- _EXERCISE DESCRIPTION_
Count how many lines mention the word "ALLOTTED". Write that number alone.

(Some records)
==========

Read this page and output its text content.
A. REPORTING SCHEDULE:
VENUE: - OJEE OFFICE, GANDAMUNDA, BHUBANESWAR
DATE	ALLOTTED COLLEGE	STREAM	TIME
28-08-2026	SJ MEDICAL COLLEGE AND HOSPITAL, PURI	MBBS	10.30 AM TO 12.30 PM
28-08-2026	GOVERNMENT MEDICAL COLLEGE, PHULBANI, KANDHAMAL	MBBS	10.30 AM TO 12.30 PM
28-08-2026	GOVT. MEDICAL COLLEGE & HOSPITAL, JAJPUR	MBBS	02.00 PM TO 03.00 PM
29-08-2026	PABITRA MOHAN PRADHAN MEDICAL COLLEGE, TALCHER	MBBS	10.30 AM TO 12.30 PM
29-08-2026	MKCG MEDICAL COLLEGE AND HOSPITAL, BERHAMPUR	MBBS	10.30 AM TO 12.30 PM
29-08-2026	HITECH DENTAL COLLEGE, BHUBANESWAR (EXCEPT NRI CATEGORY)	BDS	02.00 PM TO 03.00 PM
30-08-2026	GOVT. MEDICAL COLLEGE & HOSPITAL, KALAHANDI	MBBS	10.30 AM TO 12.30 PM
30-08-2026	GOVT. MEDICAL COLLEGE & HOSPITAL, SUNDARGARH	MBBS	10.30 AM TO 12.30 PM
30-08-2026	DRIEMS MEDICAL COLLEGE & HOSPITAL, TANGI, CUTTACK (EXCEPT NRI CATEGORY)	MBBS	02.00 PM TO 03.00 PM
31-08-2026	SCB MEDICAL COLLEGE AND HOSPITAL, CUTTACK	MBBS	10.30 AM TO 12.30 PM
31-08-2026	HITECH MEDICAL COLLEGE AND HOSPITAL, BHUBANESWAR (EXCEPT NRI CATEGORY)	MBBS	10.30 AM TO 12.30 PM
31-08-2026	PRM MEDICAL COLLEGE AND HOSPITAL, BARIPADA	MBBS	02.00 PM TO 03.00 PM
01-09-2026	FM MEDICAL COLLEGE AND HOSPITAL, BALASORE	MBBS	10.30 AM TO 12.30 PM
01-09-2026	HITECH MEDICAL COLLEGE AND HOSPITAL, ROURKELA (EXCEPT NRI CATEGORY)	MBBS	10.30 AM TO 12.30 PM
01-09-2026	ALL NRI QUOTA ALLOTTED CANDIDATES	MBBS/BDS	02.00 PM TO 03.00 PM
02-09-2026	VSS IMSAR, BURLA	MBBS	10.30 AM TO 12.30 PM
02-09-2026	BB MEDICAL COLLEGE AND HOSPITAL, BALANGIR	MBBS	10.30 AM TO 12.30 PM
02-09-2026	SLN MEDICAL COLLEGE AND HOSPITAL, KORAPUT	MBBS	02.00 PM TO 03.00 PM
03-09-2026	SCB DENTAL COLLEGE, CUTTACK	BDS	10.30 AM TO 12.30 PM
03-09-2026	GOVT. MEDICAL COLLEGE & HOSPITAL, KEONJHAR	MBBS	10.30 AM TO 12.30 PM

==========

- _TASK RESULT_
2